INPUT FOR THIS TASK:

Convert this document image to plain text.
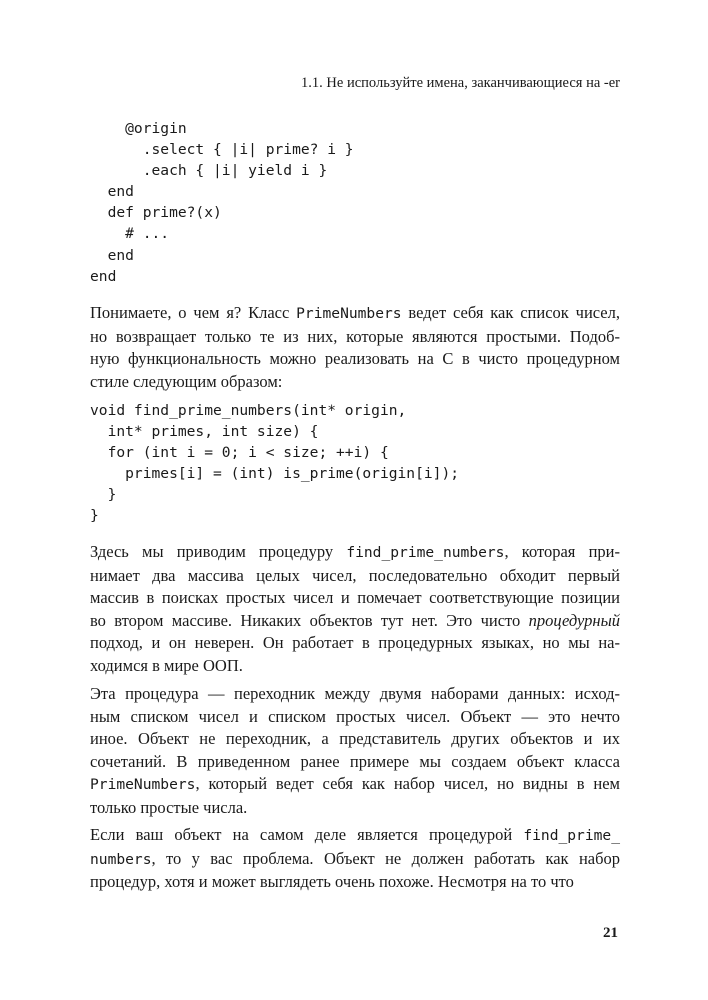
1.1. Не используйте имена, заканчивающиеся на -er
@origin
.select { |i| prime? i }
.each { |i| yield i }
end
def prime?(x)
# ...
end
end
Понимаете, о чем я? Класс PrimeNumbers ведет себя как список чисел,
но возвращает только те из них, которые являются простыми. Подоб-
ную функциональность можно реализовать на C в чисто процедурном
стиле следующим образом:
void find_prime_numbers(int* origin,
int* primes, int size) {
for (int i = 0; i < size; ++i) {
primes[i] = (int) is_prime(origin[i]);
}
}
Здесь мы приводим процедуру find_prime_numbers, которая при-
нимает два массива целых чисел, последовательно обходит первый
массив в поисках простых чисел и помечает соответствующие позиции
во втором массиве. Никаких объектов тут нет. Это чисто процедурный
подход, и он неверен. Он работает в процедурных языках, но мы на-
ходимся в мире ООП.
Эта процедура — переходник между двумя наборами данных: исход-
ным списком чисел и списком простых чисел. Объект — это нечто
иное. Объект не переходник, а представитель других объектов и их
сочетаний. В приведенном ранее примере мы создаем объект класса
PrimeNumbers, который ведет себя как набор чисел, но видны в нем
только простые числа.
Если ваш объект на самом деле является процедурой find_prime_
numbers, то у вас проблема. Объект не должен работать как набор
процедур, хотя и может выглядеть очень похоже. Несмотря на то что
21
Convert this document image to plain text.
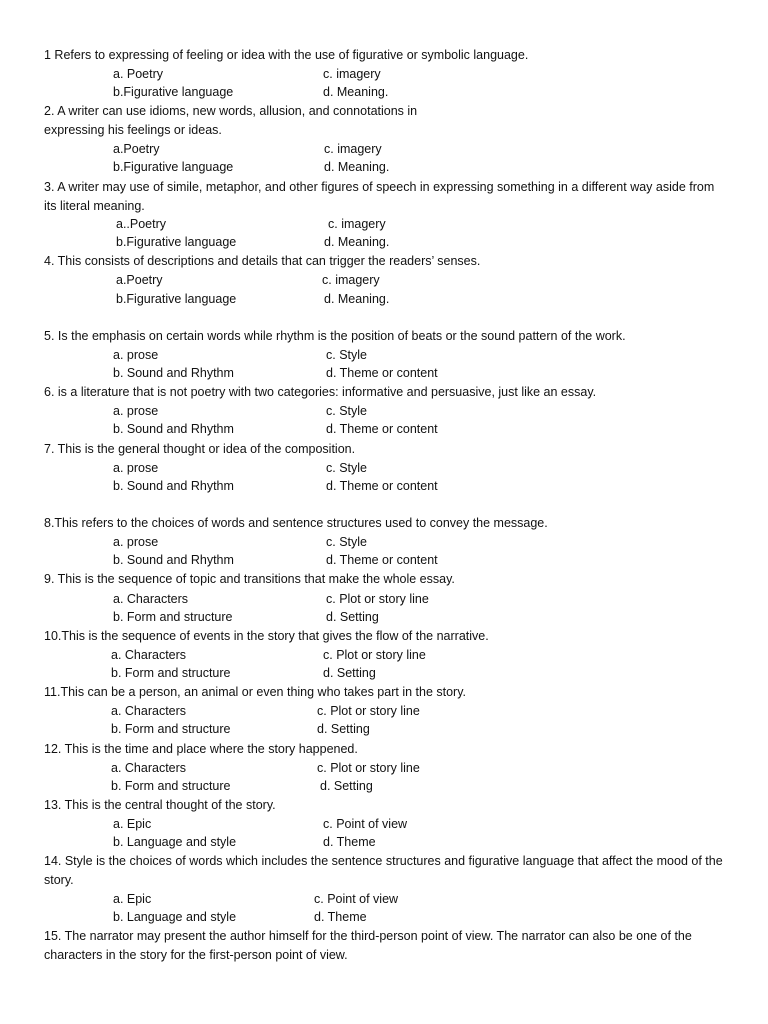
1 Refers to expressing of feeling or idea with the use of figurative or symbolic language.
a. Poetry	c. imagery
b.Figurative language	d. Meaning.
2. A writer can use idioms, new words, allusion, and connotations in expressing his feelings or ideas.
a.Poetry	c. imagery
b.Figurative language	d. Meaning.
3. A writer may use of simile, metaphor, and other figures of speech in expressing something in a different way aside from its literal meaning.
a..Poetry	c. imagery
b.Figurative language	d. Meaning.
4. This consists of descriptions and details that can trigger the readers’ senses.
a.Poetry	c. imagery
b.Figurative language	d. Meaning.
5. Is the emphasis on certain words while rhythm is the position of beats or the sound pattern of the work.
a. prose	c. Style
b. Sound and Rhythm	d. Theme or content
6. is a literature that is not poetry with two categories: informative and persuasive, just like an essay.
a. prose	c. Style
b. Sound and Rhythm	d. Theme or content
7. This is the general thought or idea of the composition.
a. prose	c. Style
b. Sound and Rhythm	d. Theme or content
8.This refers to the choices of words and sentence structures used to convey the message.
a. prose	c. Style
b. Sound and Rhythm	d. Theme or content
9. This is the sequence of topic and transitions that make the whole essay.
a. Characters	c. Plot or story line
b. Form and structure	d. Setting
10.This is the sequence of events in the story that gives the flow of the narrative.
a. Characters	c. Plot or story line
b. Form and structure	d. Setting
11.This can be a person, an animal or even thing who takes part in the story.
a. Characters	c. Plot or story line
b. Form and structure	d. Setting
12. This is the time and place where the story happened.
a. Characters	c. Plot or story line
b. Form and structure	d. Setting
13. This is the central thought of the story.
a. Epic	c. Point of view
b. Language and style	d. Theme
14. Style is the choices of words which includes the sentence structures and figurative language that affect the mood of the story.
a. Epic	c. Point of view
b. Language and style	d. Theme
15. The narrator may present the author himself for the third-person point of view. The narrator can also be one of the characters in the story for the first-person point of view.
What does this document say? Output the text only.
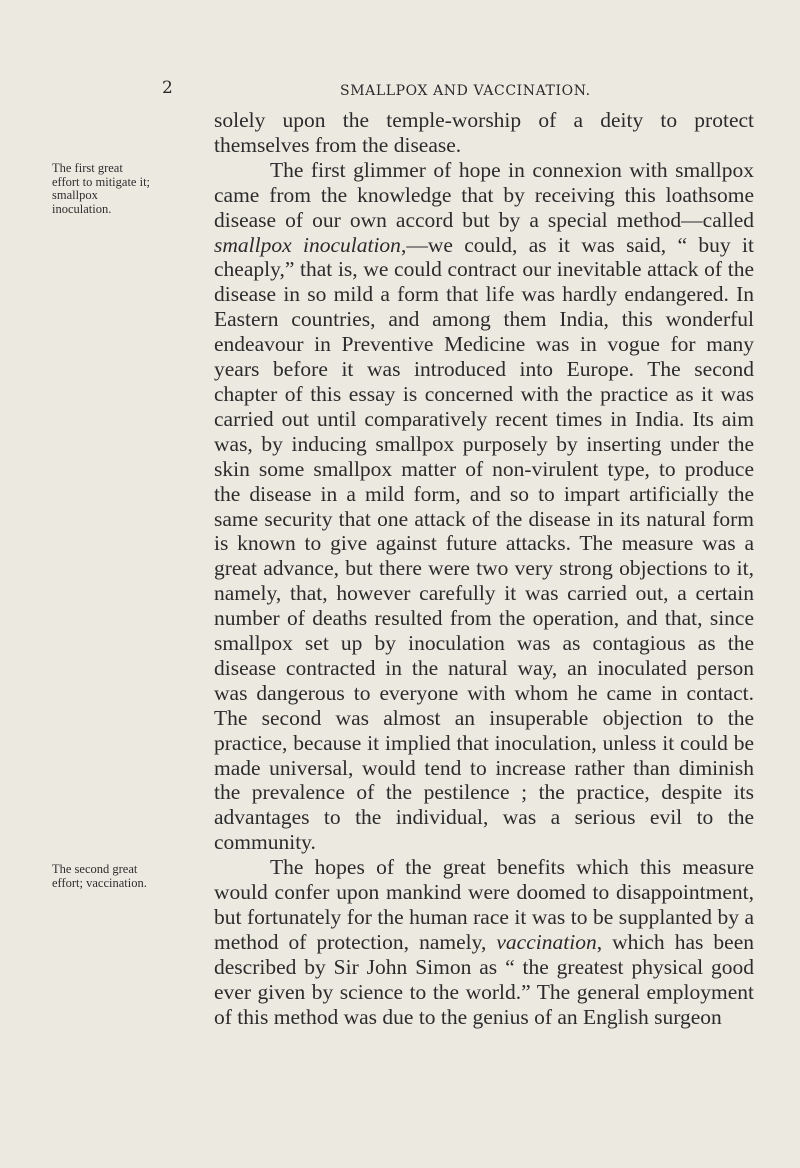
2	SMALLPOX AND VACCINATION.
The first great effort to mitigate it; smallpox inoculation.
The second great effort; vaccination.

solely upon the temple-worship of a deity to protect themselves from the disease.

The first glimmer of hope in connexion with smallpox came from the knowledge that by receiving this loathsome disease of our own accord but by a special method—called smallpox inoculation,—we could, as it was said, “ buy it cheaply,” that is, we could contract our inevitable attack of the disease in so mild a form that life was hardly endangered. In Eastern countries, and among them India, this wonderful endeavour in Preventive Medicine was in vogue for many years before it was introduced into Europe. The second chapter of this essay is concerned with the practice as it was carried out until comparatively recent times in India. Its aim was, by inducing smallpox purposely by inserting under the skin some smallpox matter of non-virulent type, to produce the disease in a mild form, and so to impart artificially the same security that one attack of the disease in its natural form is known to give against future attacks. The measure was a great advance, but there were two very strong objections to it, namely, that, however carefully it was carried out, a certain number of deaths resulted from the operation, and that, since smallpox set up by inoculation was as contagious as the disease contracted in the natural way, an inoculated person was dangerous to everyone with whom he came in contact. The second was almost an insuperable objection to the practice, because it implied that inoculation, unless it could be made universal, would tend to increase rather than diminish the prevalence of the pestilence ; the practice, despite its advantages to the individual, was a serious evil to the community.

The hopes of the great benefits which this measure would confer upon mankind were doomed to disappointment, but fortunately for the human race it was to be supplanted by a method of protection, namely, vaccination, which has been described by Sir John Simon as “ the greatest physical good ever given by science to the world.” The general employment of this method was due to the genius of an English surgeon
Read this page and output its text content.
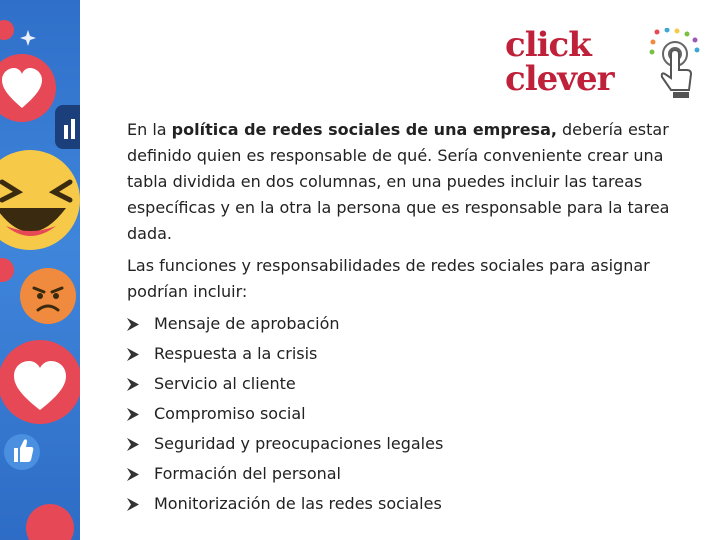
click
clever

En la política de redes sociales de una empresa, debería estar definido quien es responsable de qué. Sería conveniente crear una tabla dividida en dos columnas, en una puedes incluir las tareas específicas y en la otra la persona que es responsable para la tarea dada.

Las funciones y responsabilidades de redes sociales para asignar podrían incluir:

Mensaje de aprobación
Respuesta a la crisis
Servicio al cliente
Compromiso social
Seguridad y preocupaciones legales
Formación del personal
Monitorización de las redes sociales
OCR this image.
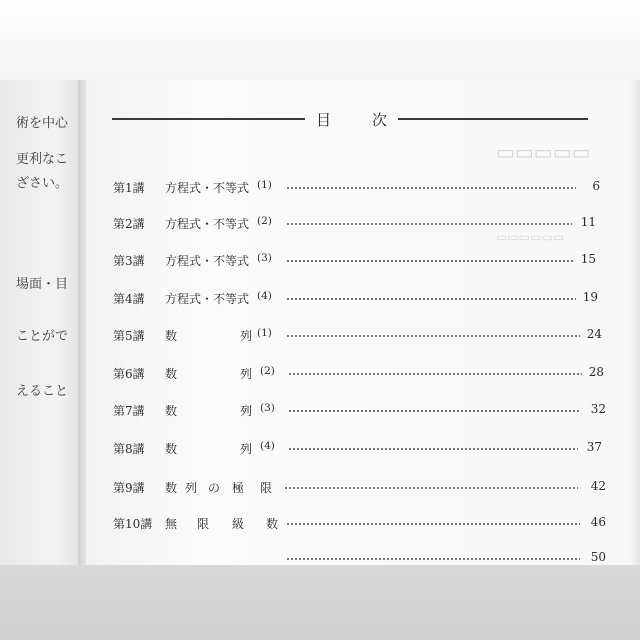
術を中心
更利なこ
ざさい。
場面・目
ことがで
えること
▭▭▭▭▭
▭▭▭▭▭▭
目	次
第1講 方程式・不等式 (1)	6
第2講 方程式・不等式 (2)	11
第3講 方程式・不等式 (3)	15
第4講 方程式・不等式 (4)	19
第5講 数	列 (1)	24
第6講 数	列 (2)	28
第7講 数	列 (3)	32
第8講 数	列 (4)	37
第9講 数 列 の 極 限	42
第10講 無 限 級 数	46
50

THE PROBLEM: Transcribe all of the records above character for character. Exclude the pictures.

REPLY TO THE TASK:
Convert this document image to plain text.
1.1. Не используйте имена, заканчивающиеся на -er
@origin
.select { |i| prime? i }
.each { |i| yield i }
end
def prime?(x)
# ...
end
end
Понимаете, о чем я? Класс PrimeNumbers ведет себя как список чисел,
но возвращает только те из них, которые являются простыми. Подоб-
ную функциональность можно реализовать на C в чисто процедурном
стиле следующим образом:
void find_prime_numbers(int* origin,
int* primes, int size) {
for (int i = 0; i < size; ++i) {
primes[i] = (int) is_prime(origin[i]);
}
}
Здесь мы приводим процедуру find_prime_numbers, которая при-
нимает два массива целых чисел, последовательно обходит первый
массив в поисках простых чисел и помечает соответствующие позиции
во втором массиве. Никаких объектов тут нет. Это чисто процедурный
подход, и он неверен. Он работает в процедурных языках, но мы на-
ходимся в мире ООП.
Эта процедура — переходник между двумя наборами данных: исход-
ным списком чисел и списком простых чисел. Объект — это нечто
иное. Объект не переходник, а представитель других объектов и их
сочетаний. В приведенном ранее примере мы создаем объект класса
PrimeNumbers, который ведет себя как набор чисел, но видны в нем
только простые числа.
Если ваш объект на самом деле является процедурой find_prime_
numbers, то у вас проблема. Объект не должен работать как набор
процедур, хотя и может выглядеть очень похоже. Несмотря на то что
21
Convert this document image to plain text.
1 Refers to expressing of feeling or idea with the use of figurative or symbolic language.
a. Poetry	c. imagery
b.Figurative language	d. Meaning.
2. A writer can use idioms, new words, allusion, and connotations in expressing his feelings or ideas.
a.Poetry	c. imagery
b.Figurative language	d. Meaning.
3. A writer may use of simile, metaphor, and other figures of speech in expressing something in a different way aside from its literal meaning.
a..Poetry	c. imagery
b.Figurative language	d. Meaning.
4. This consists of descriptions and details that can trigger the readers’ senses.
a.Poetry	c. imagery
b.Figurative language	d. Meaning.
5. Is the emphasis on certain words while rhythm is the position of beats or the sound pattern of the work.
a. prose	c. Style
b. Sound and Rhythm	d. Theme or content
6. is a literature that is not poetry with two categories: informative and persuasive, just like an essay.
a. prose	c. Style
b. Sound and Rhythm	d. Theme or content
7. This is the general thought or idea of the composition.
a. prose	c. Style
b. Sound and Rhythm	d. Theme or content
8.This refers to the choices of words and sentence structures used to convey the message.
a. prose	c. Style
b. Sound and Rhythm	d. Theme or content
9. This is the sequence of topic and transitions that make the whole essay.
a. Characters	c. Plot or story line
b. Form and structure	d. Setting
10.This is the sequence of events in the story that gives the flow of the narrative.
a. Characters	c. Plot or story line
b. Form and structure	d. Setting
11.This can be a person, an animal or even thing who takes part in the story.
a. Characters	c. Plot or story line
b. Form and structure	d. Setting
12. This is the time and place where the story happened.
a. Characters	c. Plot or story line
b. Form and structure	d. Setting
13. This is the central thought of the story.
a. Epic	c. Point of view
b. Language and style	d. Theme
14. Style is the choices of words which includes the sentence structures and figurative language that affect the mood of the story.
a. Epic	c. Point of view
b. Language and style	d. Theme
15. The narrator may present the author himself for the third-person point of view. The narrator can also be one of the characters in the story for the first-person point of view.
What does this document say? Output the text only.
2	SMALLPOX AND VACCINATION.
The first great effort to mitigate it; smallpox inoculation.
The second great effort; vaccination.

solely upon the temple-worship of a deity to protect themselves from the disease.

The first glimmer of hope in connexion with smallpox came from the knowledge that by receiving this loathsome disease of our own accord but by a special method—called smallpox inoculation,—we could, as it was said, “ buy it cheaply,” that is, we could contract our inevitable attack of the disease in so mild a form that life was hardly endangered. In Eastern countries, and among them India, this wonderful endeavour in Preventive Medicine was in vogue for many years before it was introduced into Europe. The second chapter of this essay is concerned with the practice as it was carried out until comparatively recent times in India. Its aim was, by inducing smallpox purposely by inserting under the skin some smallpox matter of non-virulent type, to produce the disease in a mild form, and so to impart artificially the same security that one attack of the disease in its natural form is known to give against future attacks. The measure was a great advance, but there were two very strong objections to it, namely, that, however carefully it was carried out, a certain number of deaths resulted from the operation, and that, since smallpox set up by inoculation was as contagious as the disease contracted in the natural way, an inoculated person was dangerous to everyone with whom he came in contact. The second was almost an insuperable objection to the practice, because it implied that inoculation, unless it could be made universal, would tend to increase rather than diminish the prevalence of the pestilence ; the practice, despite its advantages to the individual, was a serious evil to the community.

The hopes of the great benefits which this measure would confer upon mankind were doomed to disappointment, but fortunately for the human race it was to be supplanted by a method of protection, namely, vaccination, which has been described by Sir John Simon as “ the greatest physical good ever given by science to the world.” The general employment of this method was due to the genius of an English surgeon
Read this page and output its text content.
click
clever

En la política de redes sociales de una empresa, debería estar definido quien es responsable de qué. Sería conveniente crear una tabla dividida en dos columnas, en una puedes incluir las tareas específicas y en la otra la persona que es responsable para la tarea dada.

Las funciones y responsabilidades de redes sociales para asignar podrían incluir:

Mensaje de aprobación
Respuesta a la crisis
Servicio al cliente
Compromiso social
Seguridad y preocupaciones legales
Formación del personal
Monitorización de las redes sociales
OCR this image.
術を中心
更利なこ
ざさい。
場面・目
ことがで
えること
▭▭▭▭▭
▭▭▭▭▭▭
目	次
第1講 方程式・不等式 (1)	6
第2講 方程式・不等式 (2)	11
第3講 方程式・不等式 (3)	15
第4講 方程式・不等式 (4)	19
第5講 数	列 (1)	24
第6講 数	列 (2)	28
第7講 数	列 (3)	32
第8講 数	列 (4)	37
第9講 数 列 の 極 限	42
第10講 無 限 級 数	46
50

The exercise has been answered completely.